[Records]

** Begin **

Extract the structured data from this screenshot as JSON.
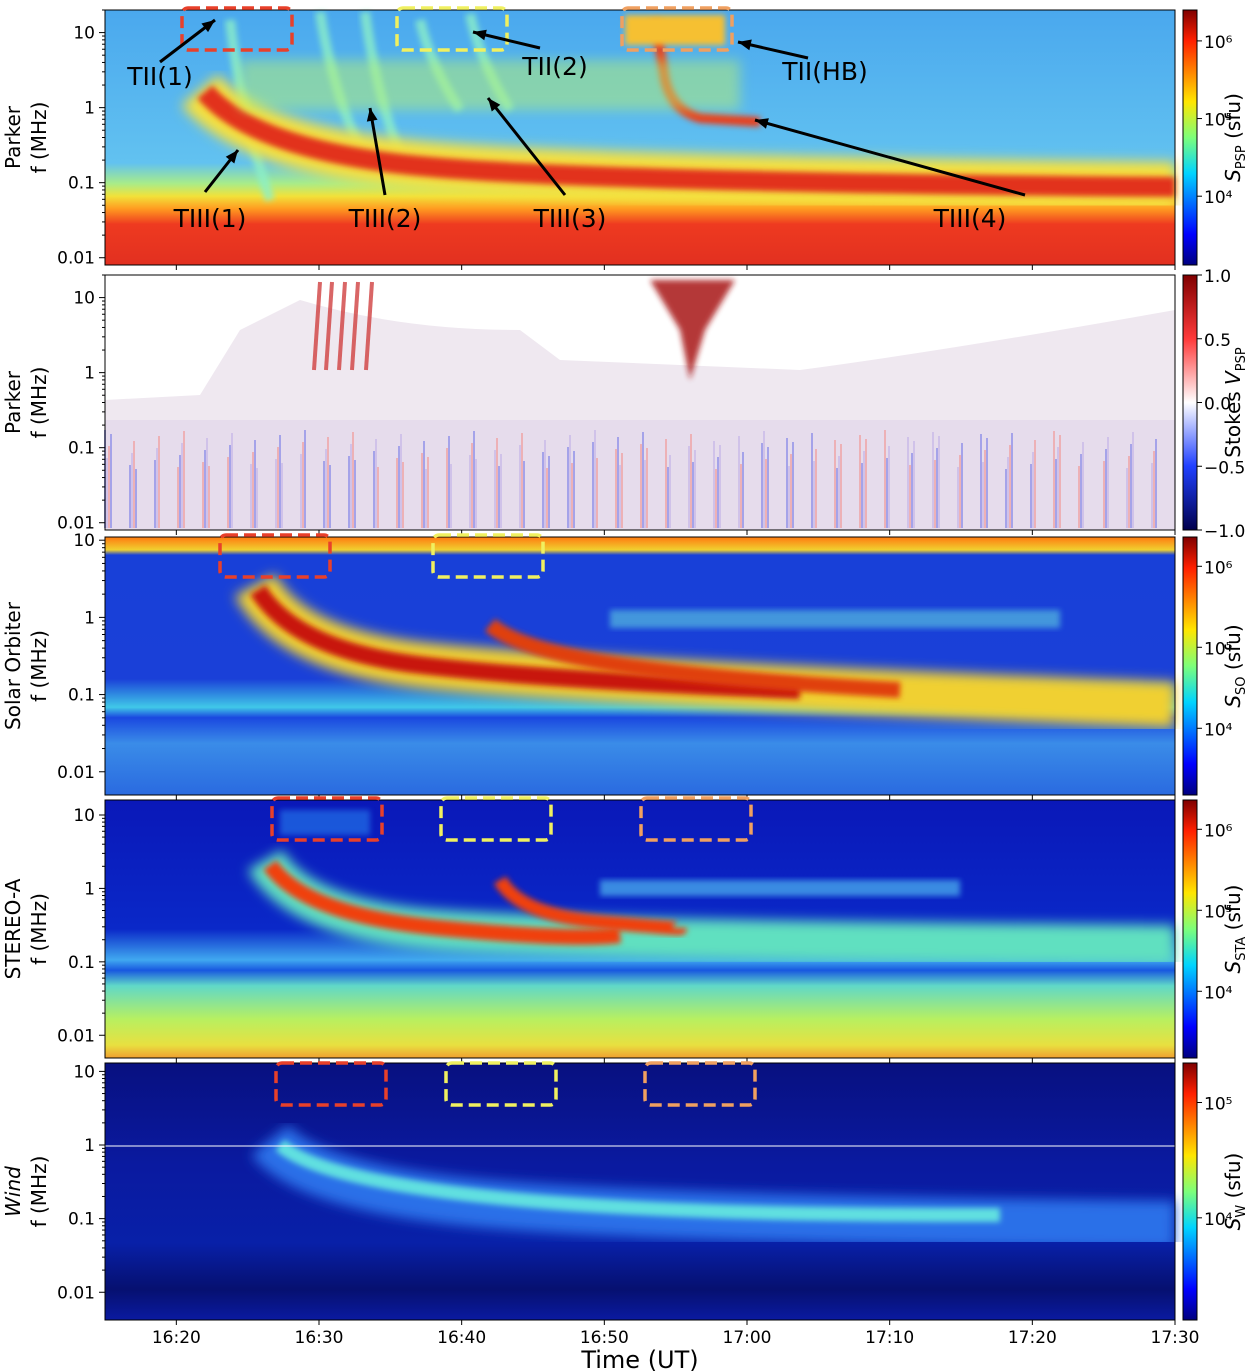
{
  "chart_data": [
    {
      "type": "spectrogram",
      "ylabel": [
        "Parker",
        "f (MHz)"
      ],
      "log_y": true,
      "ylim": [
        0.008,
        20
      ],
      "yticks": [
        0.01,
        0.1,
        1,
        10
      ],
      "colormap": "jet",
      "colorbar": {
        "symbol": "S",
        "subscript": "PSP",
        "unit": "(sfu)",
        "log": true,
        "lim": [
          1300,
          2500000
        ],
        "ticks": [
          {
            "value": 10000,
            "label": "10⁴"
          },
          {
            "value": 100000,
            "label": "10⁵"
          },
          {
            "value": 1000000,
            "label": "10⁶"
          }
        ]
      },
      "annotations": [
        "TII(1)",
        "TII(2)",
        "TII(HB)",
        "TIII(1)",
        "TIII(2)",
        "TIII(3)",
        "TIII(4)"
      ]
    },
    {
      "type": "spectrogram",
      "ylabel": [
        "Parker",
        "f (MHz)"
      ],
      "log_y": true,
      "ylim": [
        0.008,
        20
      ],
      "yticks": [
        0.01,
        0.1,
        1,
        10
      ],
      "colormap": "seismic",
      "colorbar": {
        "prefix": "Stokes",
        "symbol": "V",
        "subscript": "PSP",
        "log": false,
        "lim": [
          -1,
          1
        ],
        "ticks": [
          {
            "value": -1,
            "label": "−1.0"
          },
          {
            "value": -0.5,
            "label": "−0.5"
          },
          {
            "value": 0,
            "label": "0.0"
          },
          {
            "value": 0.5,
            "label": "0.5"
          },
          {
            "value": 1,
            "label": "1.0"
          }
        ]
      }
    },
    {
      "type": "spectrogram",
      "ylabel": [
        "Solar Orbiter",
        "f (MHz)"
      ],
      "log_y": true,
      "ylim": [
        0.005,
        11
      ],
      "yticks": [
        0.01,
        0.1,
        1,
        10
      ],
      "colormap": "jet",
      "colorbar": {
        "symbol": "S",
        "subscript": "SO",
        "unit": "(sfu)",
        "log": true,
        "lim": [
          1500,
          2300000
        ],
        "ticks": [
          {
            "value": 10000,
            "label": "10⁴"
          },
          {
            "value": 100000,
            "label": "10⁵"
          },
          {
            "value": 1000000,
            "label": "10⁶"
          }
        ]
      }
    },
    {
      "type": "spectrogram",
      "ylabel": [
        "STEREO-A",
        "f (MHz)"
      ],
      "log_y": true,
      "ylim": [
        0.0049,
        16
      ],
      "yticks": [
        0.01,
        0.1,
        1,
        10
      ],
      "colormap": "jet",
      "colorbar": {
        "symbol": "S",
        "subscript": "STA",
        "unit": "(sfu)",
        "log": true,
        "lim": [
          1500,
          2300000
        ],
        "ticks": [
          {
            "value": 10000,
            "label": "10⁴"
          },
          {
            "value": 100000,
            "label": "10⁵"
          },
          {
            "value": 1000000,
            "label": "10⁶"
          }
        ]
      }
    },
    {
      "type": "spectrogram",
      "ylabel": [
        "Wind",
        "f (MHz)"
      ],
      "ylabel_style": "italic",
      "log_y": true,
      "ylim": [
        0.0042,
        13
      ],
      "yticks": [
        0.01,
        0.1,
        1,
        10
      ],
      "colormap": "jet",
      "colorbar": {
        "symbol": "S",
        "subscript": "W",
        "unit": "(sfu)",
        "log": true,
        "lim": [
          1300,
          220000
        ],
        "ticks": [
          {
            "value": 10000,
            "label": "10⁴"
          },
          {
            "value": 100000,
            "label": "10⁵"
          }
        ]
      },
      "xlabel": "Time (UT)",
      "xlim": [
        "16:15",
        "17:30"
      ],
      "xticks": [
        "16:20",
        "16:30",
        "16:40",
        "16:50",
        "17:00",
        "17:10",
        "17:20",
        "17:30"
      ]
    }
  ]
}
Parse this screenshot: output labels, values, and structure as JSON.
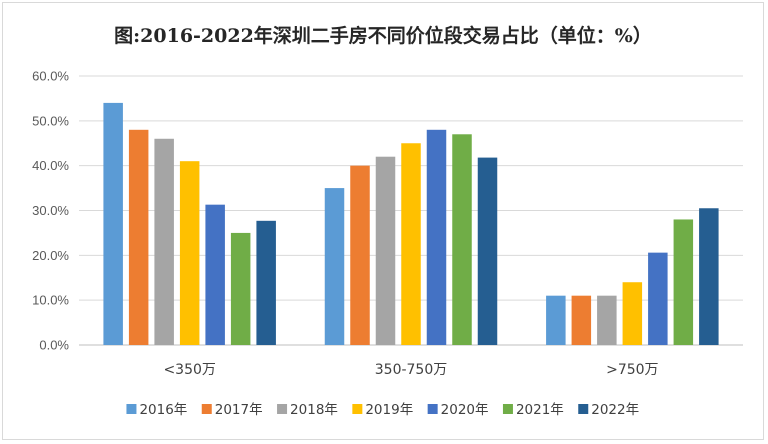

** End **

What is asked: Return each line of the listing that holds the string "subscript".

Worked answer:
        "subscript": "PSP",
        "subscript": "PSP",
        "subscript": "SO",
        "subscript": "STA",
        "subscript": "W",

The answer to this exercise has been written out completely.